• **EXERCISE INSTRUCTIONS**
Write out each line word for word. Drop pictures.

Figure record extracts
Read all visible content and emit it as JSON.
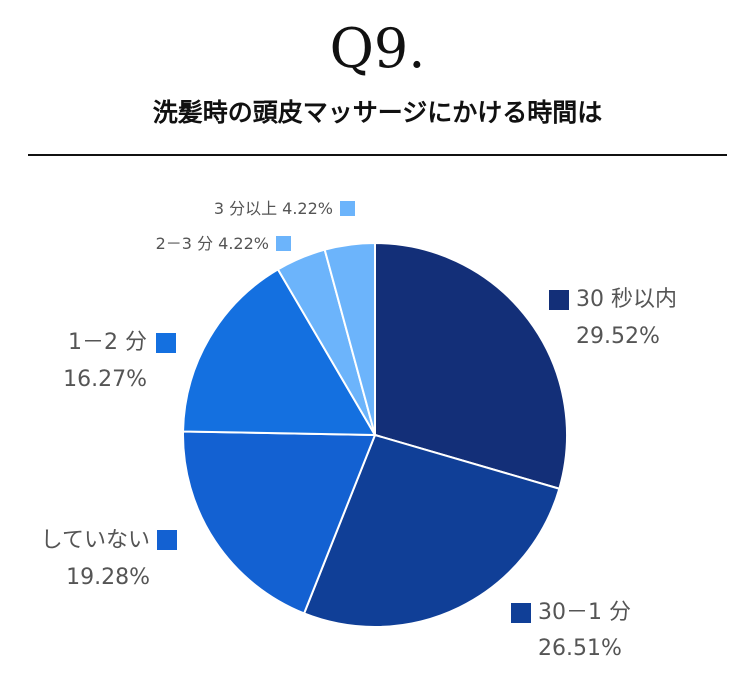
{
  "header": {
    "title": "Q9.",
    "subtitle": "洗髪時の頭皮マッサージにかける時間は"
  },
  "chart_data": {
    "type": "pie",
    "title": "洗髪時の頭皮マッサージにかける時間は",
    "start_angle_deg": 0,
    "direction": "clockwise",
    "slices": [
      {
        "name": "30 秒以内",
        "value": 29.52,
        "label": "29.52%",
        "color": "#132f78"
      },
      {
        "name": "30－1 分",
        "value": 26.51,
        "label": "26.51%",
        "color": "#103f97"
      },
      {
        "name": "していない",
        "value": 19.28,
        "label": "19.28%",
        "color": "#1361d2"
      },
      {
        "name": "1－2 分",
        "value": 16.27,
        "label": "16.27%",
        "color": "#1470e0"
      },
      {
        "name": "2－3 分",
        "value": 4.22,
        "label": "4.22%",
        "color": "#6cb4fb"
      },
      {
        "name": "3 分以上",
        "value": 4.22,
        "label": "4.22%",
        "color": "#6cb4fb"
      }
    ]
  }
}
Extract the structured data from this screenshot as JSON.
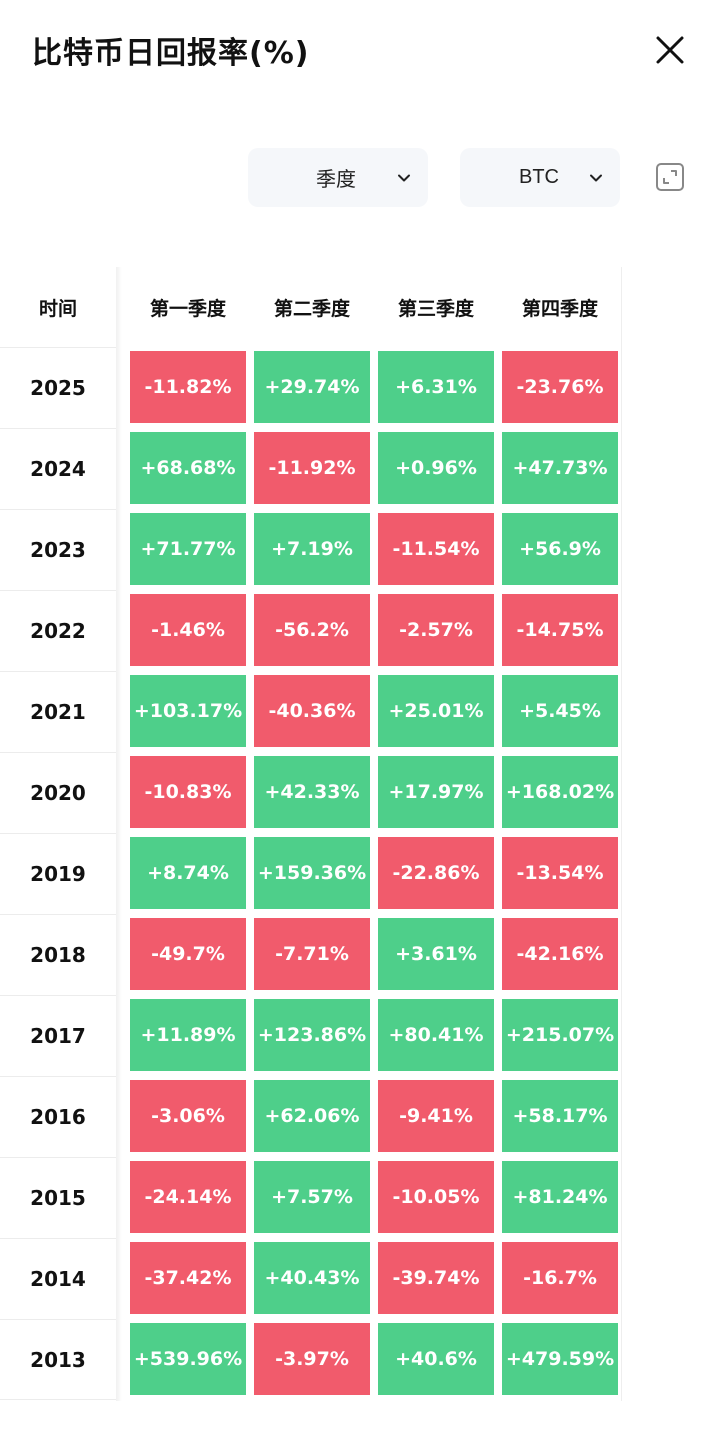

• **EXERCISE SOLUTION**
Read all visible content and emit it as JSON.
{
  "header": {
    "title": "Q9.",
    "subtitle": "洗髪時の頭皮マッサージにかける時間は"
  },
  "chart_data": {
    "type": "pie",
    "title": "洗髪時の頭皮マッサージにかける時間は",
    "start_angle_deg": 0,
    "direction": "clockwise",
    "slices": [
      {
        "name": "30 秒以内",
        "value": 29.52,
        "label": "29.52%",
        "color": "#132f78"
      },
      {
        "name": "30－1 分",
        "value": 26.51,
        "label": "26.51%",
        "color": "#103f97"
      },
      {
        "name": "していない",
        "value": 19.28,
        "label": "19.28%",
        "color": "#1361d2"
      },
      {
        "name": "1－2 分",
        "value": 16.27,
        "label": "16.27%",
        "color": "#1470e0"
      },
      {
        "name": "2－3 分",
        "value": 4.22,
        "label": "4.22%",
        "color": "#6cb4fb"
      },
      {
        "name": "3 分以上",
        "value": 4.22,
        "label": "4.22%",
        "color": "#6cb4fb"
      }
    ]
  }
}
Extract the structured data from this screenshot as JSON.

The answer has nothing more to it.